▶ [To be done]: Every line below that holds the string "style" should be copied out.
╔══
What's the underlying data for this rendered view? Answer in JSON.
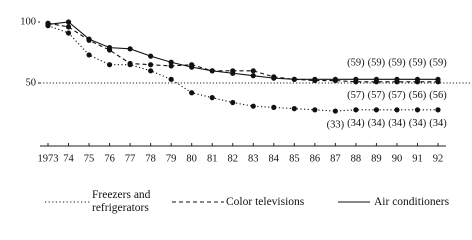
{
  "chart_data": {
    "type": "line",
    "categories": [
      "1973",
      "74",
      "75",
      "76",
      "77",
      "78",
      "79",
      "80",
      "81",
      "82",
      "83",
      "84",
      "85",
      "86",
      "87",
      "88",
      "89",
      "90",
      "91",
      "92"
    ],
    "ylim": [
      0,
      100
    ],
    "yticks": [
      50,
      100
    ],
    "hline": 50,
    "series": [
      {
        "name": "Freezers and refrigerators",
        "color": "#111111",
        "style": "dotted",
        "values": [
          97,
          91,
          73,
          65,
          65,
          60,
          53,
          42,
          38,
          34,
          31,
          30,
          29,
          28,
          27,
          28,
          28,
          28,
          28,
          28
        ],
        "point_labels": [
          null,
          null,
          null,
          null,
          null,
          null,
          null,
          null,
          null,
          null,
          null,
          null,
          null,
          null,
          "(33)",
          "(34)",
          "(34)",
          "(34)",
          "(34)",
          "(34)"
        ]
      },
      {
        "name": "Color televisions",
        "color": "#111111",
        "style": "dashed",
        "values": [
          99,
          96,
          85,
          77,
          66,
          65,
          64,
          65,
          60,
          60,
          60,
          55,
          53,
          52,
          52,
          51,
          51,
          51,
          51,
          51
        ],
        "point_labels": [
          null,
          null,
          null,
          null,
          null,
          null,
          null,
          null,
          null,
          null,
          null,
          null,
          null,
          null,
          null,
          "(57)",
          "(57)",
          "(57)",
          "(56)",
          "(56)"
        ]
      },
      {
        "name": "Air conditioners",
        "color": "#111111",
        "style": "solid",
        "values": [
          98,
          100,
          86,
          79,
          78,
          72,
          67,
          63,
          60,
          58,
          56,
          54,
          53,
          53,
          53,
          53,
          53,
          53,
          53,
          53
        ],
        "point_labels": [
          null,
          null,
          null,
          null,
          null,
          null,
          null,
          null,
          null,
          null,
          null,
          null,
          null,
          null,
          null,
          "(59)",
          "(59)",
          "(59)",
          "(59)",
          "(59)"
        ]
      }
    ]
  }
}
╚══
▶ [In response]:
        "style": "dotted",
        "style": "dashed",
        "style": "solid",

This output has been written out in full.